L’immenso sviluppo industriale e di conseguenza la notevole richiesta di manodopera, hanno fatto registrare, intorno agli anni ‘70, un notevole flusso di immigrazione sia dalle zone limitrofe, sia da Paesi extracomunitari.
Sulle sue origini non vi sono documenti attendibili.
Gli storici pensano che sia sorta come agglomerato urbano intorno alle Tres Trabernae, le tre osterie della stazione di posta, una delle tante istituite lungo la via Appia, situata, per il cambio dei cavalli prima della palude pontina.
Con questa denominazione viene ricordata negli Atti degli Apostoli, quando vi sostò San Paolo nel suo viaggio verso Roma. Non se ne avranno più notizie fino all’868, quando appare il nome di Cisterna per ricordare la prima delle quattro distruzioni totali subite dalla città.
La prima, dell’868, per mano dei Saraceni; la seconda, nel 1162, fu compiuta dalle orde di Federico Barbarossa; la terza, nel 1328, ebbe luogo per mano di Ludovico il Bavaro; la quarta, infine, a seguito dei combattimenti che ebbero luogo nel 1944, tra gli Anglo-Americani e i Tedeschi, dopo lo sbarco di Anzio, quando, venutasi a trovare sulla direttrice di marcia delle truppe americane dirette a Roma e strenuamente difesa dai Tedeschi, fu fatta evacuare e completamente rasa al suolo.

──────

* [COMPITO] Ricopia parola per parola il passo del testo sulla storia di Cisterna che va da "Sulle sue origini" fino a "della palude pontina.".

──────

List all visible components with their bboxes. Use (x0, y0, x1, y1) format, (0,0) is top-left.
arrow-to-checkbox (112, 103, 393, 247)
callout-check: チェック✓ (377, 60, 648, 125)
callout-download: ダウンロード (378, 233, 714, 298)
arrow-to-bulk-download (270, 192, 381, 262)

──────

* [SPAZIO RISPOSTA]
Sulle sue origini non vi sono documenti attendibili.
Gli storici pensano che sia sorta come agglomerato urbano intorno alle Tres Trabernae, le tre osterie della stazione di posta, una delle tante istituite lungo la via Appia, situata, per il cambio dei cavalli prima della palude pontina.